● Aim of the task
Your task is to reproduce the material exactly.
····················
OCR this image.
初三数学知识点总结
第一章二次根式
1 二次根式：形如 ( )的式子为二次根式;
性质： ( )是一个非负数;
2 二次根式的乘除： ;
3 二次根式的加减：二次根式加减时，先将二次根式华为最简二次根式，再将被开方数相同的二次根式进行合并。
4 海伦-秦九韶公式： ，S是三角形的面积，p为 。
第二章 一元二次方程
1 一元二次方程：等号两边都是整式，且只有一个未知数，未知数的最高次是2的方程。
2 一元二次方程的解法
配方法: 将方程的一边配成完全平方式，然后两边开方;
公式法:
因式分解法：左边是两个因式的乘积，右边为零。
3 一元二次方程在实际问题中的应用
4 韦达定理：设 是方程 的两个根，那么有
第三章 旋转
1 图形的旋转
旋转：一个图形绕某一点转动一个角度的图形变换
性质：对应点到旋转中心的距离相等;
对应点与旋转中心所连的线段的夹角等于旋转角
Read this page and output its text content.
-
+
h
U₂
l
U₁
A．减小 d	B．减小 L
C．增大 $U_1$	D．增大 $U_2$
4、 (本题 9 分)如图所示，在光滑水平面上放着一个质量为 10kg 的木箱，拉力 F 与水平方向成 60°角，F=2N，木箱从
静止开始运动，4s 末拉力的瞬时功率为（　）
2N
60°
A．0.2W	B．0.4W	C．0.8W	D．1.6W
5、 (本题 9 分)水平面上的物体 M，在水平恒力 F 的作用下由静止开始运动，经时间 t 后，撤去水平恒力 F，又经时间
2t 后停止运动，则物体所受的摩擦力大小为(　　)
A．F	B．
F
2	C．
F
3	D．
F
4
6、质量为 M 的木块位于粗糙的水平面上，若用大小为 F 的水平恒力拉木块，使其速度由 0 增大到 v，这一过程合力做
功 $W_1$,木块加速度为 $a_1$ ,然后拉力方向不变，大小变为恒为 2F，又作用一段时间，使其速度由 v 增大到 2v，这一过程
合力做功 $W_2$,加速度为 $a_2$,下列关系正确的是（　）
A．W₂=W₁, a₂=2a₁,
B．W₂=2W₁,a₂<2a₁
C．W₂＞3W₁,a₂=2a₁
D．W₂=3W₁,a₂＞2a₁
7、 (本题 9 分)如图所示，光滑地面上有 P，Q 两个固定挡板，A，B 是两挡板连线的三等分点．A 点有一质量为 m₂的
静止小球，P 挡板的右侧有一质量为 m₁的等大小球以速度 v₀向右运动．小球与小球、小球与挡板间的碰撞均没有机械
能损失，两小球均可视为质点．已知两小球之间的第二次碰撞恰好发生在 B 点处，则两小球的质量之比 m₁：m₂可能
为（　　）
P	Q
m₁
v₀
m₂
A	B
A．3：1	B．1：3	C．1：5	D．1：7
····················
● Response to the exercise
OCR this image.
初三数学知识点总结
第一章二次根式
1 二次根式：形如 ( )的式子为二次根式;
性质： ( )是一个非负数;
2 二次根式的乘除： ;
3 二次根式的加减：二次根式加减时，先将二次根式华为最简二次根式，再将被开方数相同的二次根式进行合并。
4 海伦-秦九韶公式： ，S是三角形的面积，p为 。
第二章 一元二次方程
1 一元二次方程：等号两边都是整式，且只有一个未知数，未知数的最高次是2的方程。
2 一元二次方程的解法
配方法: 将方程的一边配成完全平方式，然后两边开方;
公式法:
因式分解法：左边是两个因式的乘积，右边为零。
3 一元二次方程在实际问题中的应用
4 韦达定理：设 是方程 的两个根，那么有
第三章 旋转
1 图形的旋转
旋转：一个图形绕某一点转动一个角度的图形变换
性质：对应点到旋转中心的距离相等;
对应点与旋转中心所连的线段的夹角等于旋转角
Read this page and output its text content.
-
+
h
U₂
l
U₁
A．减小 d	B．减小 L
C．增大 $U_1$	D．增大 $U_2$
4、 (本题 9 分)如图所示，在光滑水平面上放着一个质量为 10kg 的木箱，拉力 F 与水平方向成 60°角，F=2N，木箱从
静止开始运动，4s 末拉力的瞬时功率为（　）
2N
60°
A．0.2W	B．0.4W	C．0.8W	D．1.6W
5、 (本题 9 分)水平面上的物体 M，在水平恒力 F 的作用下由静止开始运动，经时间 t 后，撤去水平恒力 F，又经时间
2t 后停止运动，则物体所受的摩擦力大小为(　　)
A．F	B．
F
2	C．
F
3	D．
F
4
6、质量为 M 的木块位于粗糙的水平面上，若用大小为 F 的水平恒力拉木块，使其速度由 0 增大到 v，这一过程合力做
功 $W_1$,木块加速度为 $a_1$ ,然后拉力方向不变，大小变为恒为 2F，又作用一段时间，使其速度由 v 增大到 2v，这一过程
合力做功 $W_2$,加速度为 $a_2$,下列关系正确的是（　）
A．W₂=W₁, a₂=2a₁,
B．W₂=2W₁,a₂<2a₁
C．W₂＞3W₁,a₂=2a₁
D．W₂=3W₁,a₂＞2a₁
7、 (本题 9 分)如图所示，光滑地面上有 P，Q 两个固定挡板，A，B 是两挡板连线的三等分点．A 点有一质量为 m₂的
静止小球，P 挡板的右侧有一质量为 m₁的等大小球以速度 v₀向右运动．小球与小球、小球与挡板间的碰撞均没有机械
能损失，两小球均可视为质点．已知两小球之间的第二次碰撞恰好发生在 B 点处，则两小球的质量之比 m₁：m₂可能
为（　　）
P	Q
m₁
v₀
m₂
A	B
A．3：1	B．1：3	C．1：5	D．1：7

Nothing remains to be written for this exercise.